:: RECORDS SUPPLIED ::
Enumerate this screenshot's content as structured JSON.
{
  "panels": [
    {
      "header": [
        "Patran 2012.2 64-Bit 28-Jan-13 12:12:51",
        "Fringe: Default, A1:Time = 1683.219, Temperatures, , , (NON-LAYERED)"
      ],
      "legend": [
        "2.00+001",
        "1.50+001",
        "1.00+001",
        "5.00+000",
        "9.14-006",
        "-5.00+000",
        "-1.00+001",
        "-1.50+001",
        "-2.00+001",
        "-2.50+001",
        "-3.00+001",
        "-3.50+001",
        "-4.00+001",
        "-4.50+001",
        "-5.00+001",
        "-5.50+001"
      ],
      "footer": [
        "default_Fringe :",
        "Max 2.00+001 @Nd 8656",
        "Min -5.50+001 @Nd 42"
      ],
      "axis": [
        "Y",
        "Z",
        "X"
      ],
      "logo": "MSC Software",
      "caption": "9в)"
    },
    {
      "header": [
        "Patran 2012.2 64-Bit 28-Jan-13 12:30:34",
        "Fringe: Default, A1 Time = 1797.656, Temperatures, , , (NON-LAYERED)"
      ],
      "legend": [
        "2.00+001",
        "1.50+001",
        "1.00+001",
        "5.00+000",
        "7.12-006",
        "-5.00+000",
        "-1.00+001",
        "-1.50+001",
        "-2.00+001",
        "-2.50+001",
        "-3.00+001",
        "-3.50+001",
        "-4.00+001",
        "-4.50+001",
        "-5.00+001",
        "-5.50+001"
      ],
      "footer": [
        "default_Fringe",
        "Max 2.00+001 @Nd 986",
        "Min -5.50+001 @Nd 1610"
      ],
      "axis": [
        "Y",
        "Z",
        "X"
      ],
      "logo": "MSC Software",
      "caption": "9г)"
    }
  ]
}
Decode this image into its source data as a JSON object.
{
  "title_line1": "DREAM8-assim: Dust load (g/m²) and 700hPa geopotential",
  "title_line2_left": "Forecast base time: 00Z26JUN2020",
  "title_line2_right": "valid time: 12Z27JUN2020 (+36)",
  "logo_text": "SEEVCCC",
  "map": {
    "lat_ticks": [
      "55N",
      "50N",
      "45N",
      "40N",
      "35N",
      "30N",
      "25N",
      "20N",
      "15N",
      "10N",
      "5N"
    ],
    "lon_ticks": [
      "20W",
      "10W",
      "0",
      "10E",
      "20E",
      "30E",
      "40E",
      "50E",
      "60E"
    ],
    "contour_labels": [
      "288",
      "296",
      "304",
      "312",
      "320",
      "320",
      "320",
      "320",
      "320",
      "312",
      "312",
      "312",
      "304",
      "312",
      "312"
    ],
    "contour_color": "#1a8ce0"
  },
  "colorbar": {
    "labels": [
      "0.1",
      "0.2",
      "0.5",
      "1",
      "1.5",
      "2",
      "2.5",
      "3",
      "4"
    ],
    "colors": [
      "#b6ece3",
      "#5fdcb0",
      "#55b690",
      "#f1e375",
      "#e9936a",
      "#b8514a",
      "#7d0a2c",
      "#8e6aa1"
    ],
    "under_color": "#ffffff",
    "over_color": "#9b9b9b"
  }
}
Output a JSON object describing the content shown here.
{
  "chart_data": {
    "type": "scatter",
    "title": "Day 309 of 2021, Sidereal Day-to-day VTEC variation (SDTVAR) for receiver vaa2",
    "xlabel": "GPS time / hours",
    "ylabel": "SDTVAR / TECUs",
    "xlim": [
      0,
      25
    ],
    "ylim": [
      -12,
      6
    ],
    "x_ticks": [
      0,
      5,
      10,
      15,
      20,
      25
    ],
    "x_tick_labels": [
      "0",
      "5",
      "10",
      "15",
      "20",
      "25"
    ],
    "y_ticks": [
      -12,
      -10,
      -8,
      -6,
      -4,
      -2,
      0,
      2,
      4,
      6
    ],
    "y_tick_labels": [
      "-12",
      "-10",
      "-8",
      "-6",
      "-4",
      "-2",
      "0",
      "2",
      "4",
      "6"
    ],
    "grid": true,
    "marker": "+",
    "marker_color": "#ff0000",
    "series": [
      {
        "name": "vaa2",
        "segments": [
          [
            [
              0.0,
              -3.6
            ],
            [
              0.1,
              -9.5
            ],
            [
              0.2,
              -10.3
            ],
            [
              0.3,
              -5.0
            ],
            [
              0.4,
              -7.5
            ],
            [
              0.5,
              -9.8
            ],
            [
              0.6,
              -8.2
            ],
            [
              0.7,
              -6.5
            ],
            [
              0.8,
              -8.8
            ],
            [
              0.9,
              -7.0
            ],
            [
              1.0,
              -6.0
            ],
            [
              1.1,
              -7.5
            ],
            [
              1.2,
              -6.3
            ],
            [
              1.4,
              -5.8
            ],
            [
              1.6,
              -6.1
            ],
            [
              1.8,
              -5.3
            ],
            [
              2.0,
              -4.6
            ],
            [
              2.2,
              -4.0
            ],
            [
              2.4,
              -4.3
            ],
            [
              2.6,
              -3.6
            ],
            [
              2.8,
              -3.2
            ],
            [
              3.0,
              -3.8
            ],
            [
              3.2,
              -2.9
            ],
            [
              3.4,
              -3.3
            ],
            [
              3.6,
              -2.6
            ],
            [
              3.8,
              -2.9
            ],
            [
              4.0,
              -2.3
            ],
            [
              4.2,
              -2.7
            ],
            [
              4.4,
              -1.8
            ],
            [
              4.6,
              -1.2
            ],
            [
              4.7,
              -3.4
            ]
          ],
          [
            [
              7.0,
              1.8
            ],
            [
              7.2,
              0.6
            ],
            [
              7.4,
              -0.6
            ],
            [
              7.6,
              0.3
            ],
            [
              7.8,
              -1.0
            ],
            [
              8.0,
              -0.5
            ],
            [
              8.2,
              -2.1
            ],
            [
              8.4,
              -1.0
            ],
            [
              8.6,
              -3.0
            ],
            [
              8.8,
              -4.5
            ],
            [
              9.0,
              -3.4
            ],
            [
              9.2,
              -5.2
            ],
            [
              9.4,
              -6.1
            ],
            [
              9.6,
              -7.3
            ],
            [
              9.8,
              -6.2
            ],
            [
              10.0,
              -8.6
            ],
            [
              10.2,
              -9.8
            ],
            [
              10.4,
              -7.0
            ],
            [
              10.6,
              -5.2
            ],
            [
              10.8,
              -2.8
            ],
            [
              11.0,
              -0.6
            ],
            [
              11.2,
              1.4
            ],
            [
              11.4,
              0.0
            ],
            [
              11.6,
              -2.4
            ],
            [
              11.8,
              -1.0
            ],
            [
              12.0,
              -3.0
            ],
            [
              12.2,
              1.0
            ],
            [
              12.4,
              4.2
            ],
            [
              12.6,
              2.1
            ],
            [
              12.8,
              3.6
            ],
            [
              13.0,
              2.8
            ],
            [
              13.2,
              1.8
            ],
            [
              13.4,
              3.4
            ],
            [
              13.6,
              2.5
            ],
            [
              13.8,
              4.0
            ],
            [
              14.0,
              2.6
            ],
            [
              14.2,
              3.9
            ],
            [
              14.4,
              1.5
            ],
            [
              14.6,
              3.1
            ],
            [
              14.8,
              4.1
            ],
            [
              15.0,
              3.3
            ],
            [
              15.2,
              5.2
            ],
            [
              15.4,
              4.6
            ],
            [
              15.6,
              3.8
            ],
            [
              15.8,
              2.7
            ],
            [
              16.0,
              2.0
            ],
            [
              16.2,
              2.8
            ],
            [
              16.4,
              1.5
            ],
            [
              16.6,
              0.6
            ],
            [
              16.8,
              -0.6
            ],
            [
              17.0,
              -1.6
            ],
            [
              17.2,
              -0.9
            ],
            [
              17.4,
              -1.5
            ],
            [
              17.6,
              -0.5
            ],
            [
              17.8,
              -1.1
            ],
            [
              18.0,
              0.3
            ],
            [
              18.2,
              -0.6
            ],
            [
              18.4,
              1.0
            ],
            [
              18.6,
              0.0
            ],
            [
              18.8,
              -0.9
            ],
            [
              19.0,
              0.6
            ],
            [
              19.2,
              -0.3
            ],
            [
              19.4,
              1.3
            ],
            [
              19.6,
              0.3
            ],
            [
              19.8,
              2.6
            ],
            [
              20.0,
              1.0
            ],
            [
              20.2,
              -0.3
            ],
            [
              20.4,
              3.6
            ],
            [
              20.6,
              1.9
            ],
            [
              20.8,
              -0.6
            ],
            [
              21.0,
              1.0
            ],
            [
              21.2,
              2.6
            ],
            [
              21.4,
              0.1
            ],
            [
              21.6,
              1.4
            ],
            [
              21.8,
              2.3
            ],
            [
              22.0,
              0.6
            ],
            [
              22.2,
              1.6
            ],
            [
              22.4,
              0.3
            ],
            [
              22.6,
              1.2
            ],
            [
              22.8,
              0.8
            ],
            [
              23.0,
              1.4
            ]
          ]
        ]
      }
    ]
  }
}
:::
* [STATED PROBLEM]: Copy each line above that contains the word "Temperatures".

* [THE RESPONSE]:
        "Fringe: Default, A1:Time = 1683.219, Temperatures, , , (NON-LAYERED)"
        "Fringe: Default, A1 Time = 1797.656, Temperatures, , , (NON-LAYERED)"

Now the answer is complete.